En France aussi, tout cela est d'actualité. Le Collectif des paysans sans terre en France vient d'être créé afin de soulever le problème des agriculteurs et éleveurs qui souhaitent trouver des terres pour travailler, celles-ci étant soit rachetées par des exploitations plus grandes pour faire toujours plus d'intensif, soit sacrifiées à quelque projet de construction d'un centre commercial ou autre bétonnage intensif (voir l'exemple de Mickaël Hardy). Tous les 7 ans, en France, la surface d'un département de terres agricoles se trouve étouffé sous le bitume et le ciment.
La lutte contre l'aéroport de Notre-Dame-des-Landes, qui a rassemblé quelques dizaines de milliers de sympathisants ce week-end lors d'un Festival bon enfant, musical et dans la biodiversité militante, est devenue un des emblèmes à l'échelle mondiale de la lutte contre les "grands projets inutiles imposés" (les GPII). Sont ainsi désignés tous les projets d'infrastructures (centres commerciaux, barrages gigantesques, lignes à grandes vitesse, centrale nucléaire...) imposés aux habitants d'un territoire donné, et qui bénéficient en réalité surtout à l'entreprise exploitante (Vinci en l'occurrence pour NDDL) et aux politiciens concernés dont les conflits d'intérêt sont pourtant toujours avérés. Voir la cartographie de lemonde.fr sur ces grands projets en France.

Envol de lanternes lucioles à ND des Landes samedi 3 août, manifestation poétique contre l'aéroport

En définitive, l'accaparemment des terres agricoles n'est plus simplement une question de solidarité internationale, mais de vision du monde à venir. Il y a une logique villageoise à recréer, un espace prioritaire où les gens vivent et font cohabiter des activités (sous forme salariée ou pas) leur permettant de se nourrir, de se loger, de se déplacer avec des produits et des énergies au maximum locaux et autogérés. Les dépendances nationales ou internationales sont inévitables, mais en subsidiarité, là où on ne pourra pas faire autrement.
*****
_Consignes_
[1] D'après le texte sur les terres agricoles, quelle surface de terres agricoles se retrouve sous le bitume et le ciment tous les 7 ans en France ?
[2] Pouvez-vous poursuivre le texte sur les terres agricoles à partir de sa dernière phrase ?
Les enregistrements qui suivent constituent un matériau distinct du texte.

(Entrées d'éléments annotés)
*****
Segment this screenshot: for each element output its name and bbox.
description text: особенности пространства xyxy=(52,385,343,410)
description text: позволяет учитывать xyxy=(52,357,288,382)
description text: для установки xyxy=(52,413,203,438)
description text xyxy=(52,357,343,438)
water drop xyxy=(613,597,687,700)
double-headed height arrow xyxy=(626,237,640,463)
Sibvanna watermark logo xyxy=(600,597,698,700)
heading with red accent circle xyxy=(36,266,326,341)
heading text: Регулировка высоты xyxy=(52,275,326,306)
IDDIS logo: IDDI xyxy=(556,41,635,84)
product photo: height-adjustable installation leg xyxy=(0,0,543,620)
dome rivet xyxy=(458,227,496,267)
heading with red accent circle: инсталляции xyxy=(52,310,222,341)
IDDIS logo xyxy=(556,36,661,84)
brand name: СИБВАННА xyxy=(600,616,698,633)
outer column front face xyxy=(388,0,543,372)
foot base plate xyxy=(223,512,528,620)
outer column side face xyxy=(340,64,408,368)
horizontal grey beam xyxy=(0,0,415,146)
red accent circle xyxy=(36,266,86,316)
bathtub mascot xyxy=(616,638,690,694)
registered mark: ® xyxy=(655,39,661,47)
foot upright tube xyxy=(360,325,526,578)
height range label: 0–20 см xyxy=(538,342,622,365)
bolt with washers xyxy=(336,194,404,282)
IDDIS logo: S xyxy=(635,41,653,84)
*****
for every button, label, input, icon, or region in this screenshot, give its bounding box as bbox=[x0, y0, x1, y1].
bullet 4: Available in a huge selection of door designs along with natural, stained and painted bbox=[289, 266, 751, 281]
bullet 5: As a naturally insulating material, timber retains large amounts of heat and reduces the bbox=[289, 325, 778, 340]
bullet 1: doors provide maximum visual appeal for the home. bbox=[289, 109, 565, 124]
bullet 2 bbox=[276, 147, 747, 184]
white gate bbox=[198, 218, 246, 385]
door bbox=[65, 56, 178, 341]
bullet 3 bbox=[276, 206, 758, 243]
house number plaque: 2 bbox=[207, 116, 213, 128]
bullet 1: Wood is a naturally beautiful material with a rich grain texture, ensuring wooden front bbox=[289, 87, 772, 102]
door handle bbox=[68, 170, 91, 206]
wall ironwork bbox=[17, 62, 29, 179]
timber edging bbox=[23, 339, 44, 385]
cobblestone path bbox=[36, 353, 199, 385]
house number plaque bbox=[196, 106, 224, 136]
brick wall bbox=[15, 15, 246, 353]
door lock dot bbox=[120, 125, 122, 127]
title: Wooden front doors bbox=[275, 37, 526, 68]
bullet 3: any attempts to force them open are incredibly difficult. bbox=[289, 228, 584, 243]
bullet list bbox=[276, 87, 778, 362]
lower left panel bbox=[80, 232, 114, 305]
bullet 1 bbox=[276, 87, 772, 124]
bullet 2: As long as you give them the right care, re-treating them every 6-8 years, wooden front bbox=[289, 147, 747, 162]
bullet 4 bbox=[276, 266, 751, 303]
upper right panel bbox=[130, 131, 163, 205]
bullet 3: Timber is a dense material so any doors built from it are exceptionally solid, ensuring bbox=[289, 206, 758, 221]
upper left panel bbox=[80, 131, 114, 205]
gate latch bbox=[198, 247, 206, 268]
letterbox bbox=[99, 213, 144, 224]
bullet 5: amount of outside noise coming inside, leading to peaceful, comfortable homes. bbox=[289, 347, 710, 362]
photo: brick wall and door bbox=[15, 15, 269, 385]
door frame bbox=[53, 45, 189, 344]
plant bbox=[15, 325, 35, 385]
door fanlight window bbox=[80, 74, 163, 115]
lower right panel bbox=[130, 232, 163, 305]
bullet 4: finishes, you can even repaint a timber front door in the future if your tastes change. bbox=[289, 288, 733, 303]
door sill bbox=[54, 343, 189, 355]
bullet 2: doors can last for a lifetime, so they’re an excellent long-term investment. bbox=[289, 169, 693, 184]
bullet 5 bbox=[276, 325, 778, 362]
*****
_Résultats de l'exercice_
[1] La surface d'un département.

[2]
La décennie 2000 a été celle de l'émergence d'alternatives en ce sens. La décennie 2010 met toutes ces intiatives en cohérence pour proposer un nouveau système, qualifié de "transition" (agricole, alimentaire, énergétique, démocratique...) tel le Réseau des villes en transition.Un autre collectif est né récemment, le collectif pour une transition citoyenne pour proposer une série d'engagements complémentaires pour impliquer chaque individu et chaque territoire dans une logique de changement systémique, comme les Colibris, créé par Pierre Rabhi pour capitaliser les expériences citoyennes à travers un grand plan de transformations collectives, ou Terre de liens qui propose aux citoyens de placer leur argent dans des projets paysans ("et si vous faisiez pousser des fermes").

A l'aube de la campagne électorale municipale, c'est le moment de demander aux futurs élus des campagnes de s'engager pour une vie plus autonome des territoires, moins dépendante des grandes surfaces, de l'énergie nucléaire et du pétrole et des exportations des fruits de l'exploitation du monde entier... Une vie reposant davantage sur les ressources propres de la nature, le soin porté à l'environnement, les savoir-faire traditionnels et innovations des habitants, la biodiversité et la complémentarité des espèces végétales, animales et humaine, la coopération collective et la "sobriété heureuse". Chiche !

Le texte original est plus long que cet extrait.